▶ TASK STATEMENT
Rewrite the rows from the first one through the line with "footer-rule-right <box>660 1439", both included, changing "page-cell" to "page-number-cell" and keeping everything else the same.
— BEGIN RECORD EXCERPTS —
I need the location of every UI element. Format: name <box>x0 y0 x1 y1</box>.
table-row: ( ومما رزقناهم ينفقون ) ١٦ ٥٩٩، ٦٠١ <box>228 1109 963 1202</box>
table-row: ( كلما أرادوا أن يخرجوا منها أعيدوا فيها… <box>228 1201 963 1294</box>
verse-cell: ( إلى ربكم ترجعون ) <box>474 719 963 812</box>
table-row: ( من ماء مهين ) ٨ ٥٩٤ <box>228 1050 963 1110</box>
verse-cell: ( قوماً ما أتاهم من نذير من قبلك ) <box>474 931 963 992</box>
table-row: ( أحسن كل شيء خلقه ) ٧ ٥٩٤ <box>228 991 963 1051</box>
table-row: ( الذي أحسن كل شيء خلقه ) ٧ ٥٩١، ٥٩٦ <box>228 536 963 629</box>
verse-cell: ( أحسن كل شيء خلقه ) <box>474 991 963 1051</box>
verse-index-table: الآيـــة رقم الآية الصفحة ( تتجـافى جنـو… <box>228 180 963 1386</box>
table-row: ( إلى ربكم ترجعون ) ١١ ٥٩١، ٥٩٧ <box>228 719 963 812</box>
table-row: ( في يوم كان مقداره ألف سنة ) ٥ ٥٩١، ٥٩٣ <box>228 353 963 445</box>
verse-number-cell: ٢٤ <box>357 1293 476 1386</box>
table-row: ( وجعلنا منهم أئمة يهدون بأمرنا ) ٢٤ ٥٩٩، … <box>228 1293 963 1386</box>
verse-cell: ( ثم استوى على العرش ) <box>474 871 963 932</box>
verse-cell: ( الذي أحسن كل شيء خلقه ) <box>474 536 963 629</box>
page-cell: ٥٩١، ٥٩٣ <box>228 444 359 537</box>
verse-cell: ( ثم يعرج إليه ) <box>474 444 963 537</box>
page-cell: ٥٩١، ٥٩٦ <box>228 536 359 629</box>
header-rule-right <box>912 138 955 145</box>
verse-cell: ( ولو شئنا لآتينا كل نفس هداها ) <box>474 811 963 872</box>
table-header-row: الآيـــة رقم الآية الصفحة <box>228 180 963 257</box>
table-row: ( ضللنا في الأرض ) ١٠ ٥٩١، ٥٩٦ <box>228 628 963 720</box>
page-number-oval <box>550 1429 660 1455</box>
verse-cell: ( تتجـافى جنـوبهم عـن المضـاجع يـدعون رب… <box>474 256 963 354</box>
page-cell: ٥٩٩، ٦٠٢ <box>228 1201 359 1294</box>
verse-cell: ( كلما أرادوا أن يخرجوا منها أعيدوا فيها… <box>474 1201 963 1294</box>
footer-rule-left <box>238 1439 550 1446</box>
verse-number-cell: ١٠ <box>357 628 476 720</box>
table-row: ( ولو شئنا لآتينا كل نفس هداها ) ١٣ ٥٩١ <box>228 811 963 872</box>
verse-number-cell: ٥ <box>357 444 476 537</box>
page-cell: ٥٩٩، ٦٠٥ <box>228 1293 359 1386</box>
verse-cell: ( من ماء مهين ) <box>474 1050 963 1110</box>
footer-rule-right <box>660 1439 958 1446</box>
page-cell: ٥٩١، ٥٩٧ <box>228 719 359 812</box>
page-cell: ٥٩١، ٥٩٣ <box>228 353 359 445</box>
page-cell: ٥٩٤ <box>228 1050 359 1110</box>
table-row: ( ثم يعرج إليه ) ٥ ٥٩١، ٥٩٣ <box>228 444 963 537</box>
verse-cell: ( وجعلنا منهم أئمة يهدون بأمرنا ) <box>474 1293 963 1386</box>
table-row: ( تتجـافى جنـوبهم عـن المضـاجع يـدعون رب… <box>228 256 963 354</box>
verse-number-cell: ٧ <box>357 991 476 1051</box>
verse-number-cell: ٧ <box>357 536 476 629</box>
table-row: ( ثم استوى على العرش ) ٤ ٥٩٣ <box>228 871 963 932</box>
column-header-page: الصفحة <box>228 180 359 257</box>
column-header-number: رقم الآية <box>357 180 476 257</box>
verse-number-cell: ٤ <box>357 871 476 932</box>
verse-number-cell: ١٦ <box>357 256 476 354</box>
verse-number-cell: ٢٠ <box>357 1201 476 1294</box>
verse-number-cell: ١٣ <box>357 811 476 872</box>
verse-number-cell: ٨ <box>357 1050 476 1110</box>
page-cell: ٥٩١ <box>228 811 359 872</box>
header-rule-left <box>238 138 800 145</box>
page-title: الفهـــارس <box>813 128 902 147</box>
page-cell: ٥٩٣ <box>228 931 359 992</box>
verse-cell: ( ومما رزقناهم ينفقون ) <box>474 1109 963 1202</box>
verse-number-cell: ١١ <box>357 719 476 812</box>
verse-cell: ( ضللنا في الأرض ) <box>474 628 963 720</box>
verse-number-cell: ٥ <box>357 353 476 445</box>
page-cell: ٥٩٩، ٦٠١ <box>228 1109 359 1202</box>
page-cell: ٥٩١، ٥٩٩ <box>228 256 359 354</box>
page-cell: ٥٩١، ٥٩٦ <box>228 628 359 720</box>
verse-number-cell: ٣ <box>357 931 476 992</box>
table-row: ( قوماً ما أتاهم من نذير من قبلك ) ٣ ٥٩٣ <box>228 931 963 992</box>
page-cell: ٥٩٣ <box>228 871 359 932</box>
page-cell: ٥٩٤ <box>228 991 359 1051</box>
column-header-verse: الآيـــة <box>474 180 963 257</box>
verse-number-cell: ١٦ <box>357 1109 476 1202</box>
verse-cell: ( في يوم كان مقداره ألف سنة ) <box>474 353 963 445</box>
— END RECORD EXCERPTS —
▶ WRITTEN REPLY
I need the location of every UI element. Format: name <box>x0 y0 x1 y1</box>.
table-row: ( ومما رزقناهم ينفقون ) ١٦ ٥٩٩، ٦٠١ <box>228 1109 963 1202</box>
table-row: ( كلما أرادوا أن يخرجوا منها أعيدوا فيها… <box>228 1201 963 1294</box>
verse-cell: ( إلى ربكم ترجعون ) <box>474 719 963 812</box>
table-row: ( من ماء مهين ) ٨ ٥٩٤ <box>228 1050 963 1110</box>
verse-cell: ( قوماً ما أتاهم من نذير من قبلك ) <box>474 931 963 992</box>
table-row: ( أحسن كل شيء خلقه ) ٧ ٥٩٤ <box>228 991 963 1051</box>
table-row: ( الذي أحسن كل شيء خلقه ) ٧ ٥٩١، ٥٩٦ <box>228 536 963 629</box>
verse-cell: ( أحسن كل شيء خلقه ) <box>474 991 963 1051</box>
verse-index-table: الآيـــة رقم الآية الصفحة ( تتجـافى جنـو… <box>228 180 963 1386</box>
table-row: ( إلى ربكم ترجعون ) ١١ ٥٩١، ٥٩٧ <box>228 719 963 812</box>
table-row: ( في يوم كان مقداره ألف سنة ) ٥ ٥٩١، ٥٩٣ <box>228 353 963 445</box>
verse-number-cell: ٢٤ <box>357 1293 476 1386</box>
table-row: ( وجعلنا منهم أئمة يهدون بأمرنا ) ٢٤ ٥٩٩، … <box>228 1293 963 1386</box>
verse-cell: ( ثم استوى على العرش ) <box>474 871 963 932</box>
verse-cell: ( الذي أحسن كل شيء خلقه ) <box>474 536 963 629</box>
page-number-cell: ٥٩١، ٥٩٣ <box>228 444 359 537</box>
verse-cell: ( ثم يعرج إليه ) <box>474 444 963 537</box>
page-number-cell: ٥٩١، ٥٩٦ <box>228 536 359 629</box>
header-rule-right <box>912 138 955 145</box>
verse-cell: ( ولو شئنا لآتينا كل نفس هداها ) <box>474 811 963 872</box>
table-header-row: الآيـــة رقم الآية الصفحة <box>228 180 963 257</box>
table-row: ( ضللنا في الأرض ) ١٠ ٥٩١، ٥٩٦ <box>228 628 963 720</box>
page-number-oval <box>550 1429 660 1455</box>
verse-cell: ( تتجـافى جنـوبهم عـن المضـاجع يـدعون رب… <box>474 256 963 354</box>
page-number-cell: ٥٩٩، ٦٠٢ <box>228 1201 359 1294</box>
verse-cell: ( كلما أرادوا أن يخرجوا منها أعيدوا فيها… <box>474 1201 963 1294</box>
footer-rule-left <box>238 1439 550 1446</box>
verse-number-cell: ١٠ <box>357 628 476 720</box>
table-row: ( ولو شئنا لآتينا كل نفس هداها ) ١٣ ٥٩١ <box>228 811 963 872</box>
verse-number-cell: ٥ <box>357 444 476 537</box>
page-number-cell: ٥٩٩، ٦٠٥ <box>228 1293 359 1386</box>
verse-cell: ( من ماء مهين ) <box>474 1050 963 1110</box>
footer-rule-right <box>660 1439 958 1446</box>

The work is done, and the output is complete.